** START OF PROVIDED DATA **

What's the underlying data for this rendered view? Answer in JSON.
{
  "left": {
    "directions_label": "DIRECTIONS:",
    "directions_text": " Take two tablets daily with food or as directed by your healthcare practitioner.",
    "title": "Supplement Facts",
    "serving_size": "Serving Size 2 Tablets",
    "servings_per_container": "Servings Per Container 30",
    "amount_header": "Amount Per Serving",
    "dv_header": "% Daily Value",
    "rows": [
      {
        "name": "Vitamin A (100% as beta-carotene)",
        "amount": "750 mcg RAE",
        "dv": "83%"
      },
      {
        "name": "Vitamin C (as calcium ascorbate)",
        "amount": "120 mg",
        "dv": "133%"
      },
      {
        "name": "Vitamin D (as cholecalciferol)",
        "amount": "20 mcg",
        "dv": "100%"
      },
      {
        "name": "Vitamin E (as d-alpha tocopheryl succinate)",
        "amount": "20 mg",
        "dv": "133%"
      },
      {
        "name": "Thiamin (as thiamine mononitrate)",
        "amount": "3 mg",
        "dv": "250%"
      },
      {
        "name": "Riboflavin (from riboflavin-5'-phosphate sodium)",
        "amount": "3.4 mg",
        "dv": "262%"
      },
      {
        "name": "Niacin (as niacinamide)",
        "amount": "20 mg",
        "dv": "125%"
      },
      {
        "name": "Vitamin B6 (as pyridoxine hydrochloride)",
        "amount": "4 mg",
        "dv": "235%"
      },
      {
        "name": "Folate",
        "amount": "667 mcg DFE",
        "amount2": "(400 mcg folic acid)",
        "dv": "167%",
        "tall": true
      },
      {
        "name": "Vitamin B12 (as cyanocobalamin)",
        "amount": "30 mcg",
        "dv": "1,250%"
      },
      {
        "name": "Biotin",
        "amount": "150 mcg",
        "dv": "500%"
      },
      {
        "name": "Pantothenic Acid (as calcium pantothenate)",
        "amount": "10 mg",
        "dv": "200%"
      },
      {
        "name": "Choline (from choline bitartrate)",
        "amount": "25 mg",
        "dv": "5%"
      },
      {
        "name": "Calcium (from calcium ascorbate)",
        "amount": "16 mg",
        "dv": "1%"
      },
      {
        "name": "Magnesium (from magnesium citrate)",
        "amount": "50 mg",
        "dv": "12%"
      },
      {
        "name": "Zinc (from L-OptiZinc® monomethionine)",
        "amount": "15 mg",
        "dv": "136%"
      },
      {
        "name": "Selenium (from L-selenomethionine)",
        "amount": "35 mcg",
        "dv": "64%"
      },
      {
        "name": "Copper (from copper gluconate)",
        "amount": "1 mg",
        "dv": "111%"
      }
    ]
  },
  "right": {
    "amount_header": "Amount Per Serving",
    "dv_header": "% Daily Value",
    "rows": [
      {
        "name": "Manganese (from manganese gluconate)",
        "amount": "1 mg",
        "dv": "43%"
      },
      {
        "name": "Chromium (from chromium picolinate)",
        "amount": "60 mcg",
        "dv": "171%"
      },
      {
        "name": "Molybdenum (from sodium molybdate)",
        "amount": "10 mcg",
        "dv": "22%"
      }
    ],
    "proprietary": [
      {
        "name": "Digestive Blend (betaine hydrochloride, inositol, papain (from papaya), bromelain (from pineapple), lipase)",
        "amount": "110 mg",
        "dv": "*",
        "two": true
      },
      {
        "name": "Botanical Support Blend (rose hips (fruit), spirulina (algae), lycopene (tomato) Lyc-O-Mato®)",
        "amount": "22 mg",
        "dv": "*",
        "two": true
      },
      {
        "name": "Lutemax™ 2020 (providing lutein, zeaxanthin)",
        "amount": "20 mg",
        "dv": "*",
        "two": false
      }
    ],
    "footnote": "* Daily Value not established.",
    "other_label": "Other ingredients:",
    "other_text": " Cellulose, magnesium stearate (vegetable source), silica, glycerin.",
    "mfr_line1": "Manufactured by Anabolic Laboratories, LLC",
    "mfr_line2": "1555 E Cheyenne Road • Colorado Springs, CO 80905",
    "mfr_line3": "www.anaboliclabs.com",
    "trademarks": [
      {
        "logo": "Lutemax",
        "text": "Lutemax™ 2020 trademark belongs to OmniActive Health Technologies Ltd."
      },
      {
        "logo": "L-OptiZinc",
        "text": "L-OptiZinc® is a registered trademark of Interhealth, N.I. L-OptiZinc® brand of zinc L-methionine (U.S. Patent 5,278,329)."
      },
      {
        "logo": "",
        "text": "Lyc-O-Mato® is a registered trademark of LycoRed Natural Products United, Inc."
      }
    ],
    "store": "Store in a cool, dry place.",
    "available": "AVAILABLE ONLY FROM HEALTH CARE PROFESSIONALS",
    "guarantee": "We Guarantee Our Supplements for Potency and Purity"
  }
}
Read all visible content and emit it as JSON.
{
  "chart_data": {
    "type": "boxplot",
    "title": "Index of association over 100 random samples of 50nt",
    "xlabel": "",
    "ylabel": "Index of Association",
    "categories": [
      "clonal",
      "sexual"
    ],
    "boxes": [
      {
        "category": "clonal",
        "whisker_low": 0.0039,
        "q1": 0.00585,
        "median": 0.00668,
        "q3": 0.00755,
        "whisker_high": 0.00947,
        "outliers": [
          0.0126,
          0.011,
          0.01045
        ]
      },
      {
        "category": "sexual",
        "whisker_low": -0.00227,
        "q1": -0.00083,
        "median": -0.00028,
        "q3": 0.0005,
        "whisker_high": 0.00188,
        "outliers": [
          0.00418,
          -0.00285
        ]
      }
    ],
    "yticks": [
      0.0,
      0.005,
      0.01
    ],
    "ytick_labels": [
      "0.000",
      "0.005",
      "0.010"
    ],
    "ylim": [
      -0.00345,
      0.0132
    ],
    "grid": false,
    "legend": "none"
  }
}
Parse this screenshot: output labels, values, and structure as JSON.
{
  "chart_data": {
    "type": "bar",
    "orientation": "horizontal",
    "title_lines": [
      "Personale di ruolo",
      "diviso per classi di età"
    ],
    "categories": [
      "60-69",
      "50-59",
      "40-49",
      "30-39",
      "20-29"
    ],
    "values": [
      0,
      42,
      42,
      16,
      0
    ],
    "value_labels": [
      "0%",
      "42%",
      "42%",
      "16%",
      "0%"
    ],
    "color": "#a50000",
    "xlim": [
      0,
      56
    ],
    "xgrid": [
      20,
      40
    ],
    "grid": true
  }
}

** END OF PROVIDED DATA **

◆ SHORT PROBLEM:
Reply with nothing except the number of lines in the listing above that include the string "values".

◆ THE RESULT:
2